→ What to work on:
What is the number of lines in the entries below that include the word "DELAVAL"? Provide the number only.

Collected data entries
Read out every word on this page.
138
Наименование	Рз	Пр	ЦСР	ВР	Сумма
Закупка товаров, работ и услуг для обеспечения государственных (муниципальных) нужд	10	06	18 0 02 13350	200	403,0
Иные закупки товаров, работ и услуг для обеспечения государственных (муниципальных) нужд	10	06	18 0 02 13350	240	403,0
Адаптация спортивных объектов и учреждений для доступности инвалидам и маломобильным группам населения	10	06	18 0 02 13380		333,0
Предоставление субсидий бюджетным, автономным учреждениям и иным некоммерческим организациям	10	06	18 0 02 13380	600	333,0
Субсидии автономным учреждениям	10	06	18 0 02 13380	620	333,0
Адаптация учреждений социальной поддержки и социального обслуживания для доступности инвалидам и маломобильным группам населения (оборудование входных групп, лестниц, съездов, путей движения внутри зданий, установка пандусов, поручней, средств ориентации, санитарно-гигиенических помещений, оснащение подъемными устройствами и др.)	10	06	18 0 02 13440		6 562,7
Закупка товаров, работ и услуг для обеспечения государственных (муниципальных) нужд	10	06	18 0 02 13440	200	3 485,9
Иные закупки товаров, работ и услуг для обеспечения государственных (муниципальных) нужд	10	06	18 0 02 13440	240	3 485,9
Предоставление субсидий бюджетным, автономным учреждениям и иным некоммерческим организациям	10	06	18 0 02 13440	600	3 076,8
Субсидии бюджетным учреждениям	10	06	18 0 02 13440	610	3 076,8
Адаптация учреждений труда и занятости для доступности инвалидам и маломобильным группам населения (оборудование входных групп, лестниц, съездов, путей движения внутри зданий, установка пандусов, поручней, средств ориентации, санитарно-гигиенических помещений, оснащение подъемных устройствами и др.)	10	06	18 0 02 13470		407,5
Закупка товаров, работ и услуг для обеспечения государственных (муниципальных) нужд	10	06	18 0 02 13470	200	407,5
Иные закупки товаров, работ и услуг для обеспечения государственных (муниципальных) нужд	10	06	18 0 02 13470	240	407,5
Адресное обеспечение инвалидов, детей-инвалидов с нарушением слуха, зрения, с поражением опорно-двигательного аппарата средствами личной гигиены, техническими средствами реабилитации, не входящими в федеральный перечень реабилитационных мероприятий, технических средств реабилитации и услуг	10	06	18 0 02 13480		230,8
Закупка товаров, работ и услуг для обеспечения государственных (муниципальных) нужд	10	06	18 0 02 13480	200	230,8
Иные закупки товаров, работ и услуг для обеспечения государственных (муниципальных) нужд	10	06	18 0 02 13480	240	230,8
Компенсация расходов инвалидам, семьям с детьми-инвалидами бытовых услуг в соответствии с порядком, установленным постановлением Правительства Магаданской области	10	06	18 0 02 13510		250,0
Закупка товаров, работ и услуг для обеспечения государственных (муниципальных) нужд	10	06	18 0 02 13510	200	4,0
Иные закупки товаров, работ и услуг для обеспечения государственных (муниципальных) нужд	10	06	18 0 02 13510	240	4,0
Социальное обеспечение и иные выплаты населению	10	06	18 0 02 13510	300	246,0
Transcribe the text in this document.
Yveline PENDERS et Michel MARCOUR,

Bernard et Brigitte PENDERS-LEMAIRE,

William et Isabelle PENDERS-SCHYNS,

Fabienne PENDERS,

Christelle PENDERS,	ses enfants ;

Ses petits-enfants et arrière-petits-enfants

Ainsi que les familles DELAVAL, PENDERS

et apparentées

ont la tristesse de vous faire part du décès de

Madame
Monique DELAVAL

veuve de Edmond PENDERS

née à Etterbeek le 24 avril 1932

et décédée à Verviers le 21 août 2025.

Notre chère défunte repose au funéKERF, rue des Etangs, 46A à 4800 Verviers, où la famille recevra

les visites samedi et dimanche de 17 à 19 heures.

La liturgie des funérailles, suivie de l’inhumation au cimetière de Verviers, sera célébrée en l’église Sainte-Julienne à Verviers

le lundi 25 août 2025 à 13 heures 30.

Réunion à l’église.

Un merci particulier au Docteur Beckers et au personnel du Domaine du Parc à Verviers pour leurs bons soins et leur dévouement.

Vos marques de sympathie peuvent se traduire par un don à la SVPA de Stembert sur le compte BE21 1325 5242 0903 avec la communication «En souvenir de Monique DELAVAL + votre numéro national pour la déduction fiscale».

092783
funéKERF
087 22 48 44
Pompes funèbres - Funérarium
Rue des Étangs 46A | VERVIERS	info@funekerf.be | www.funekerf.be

→ Solution to this exercise:
3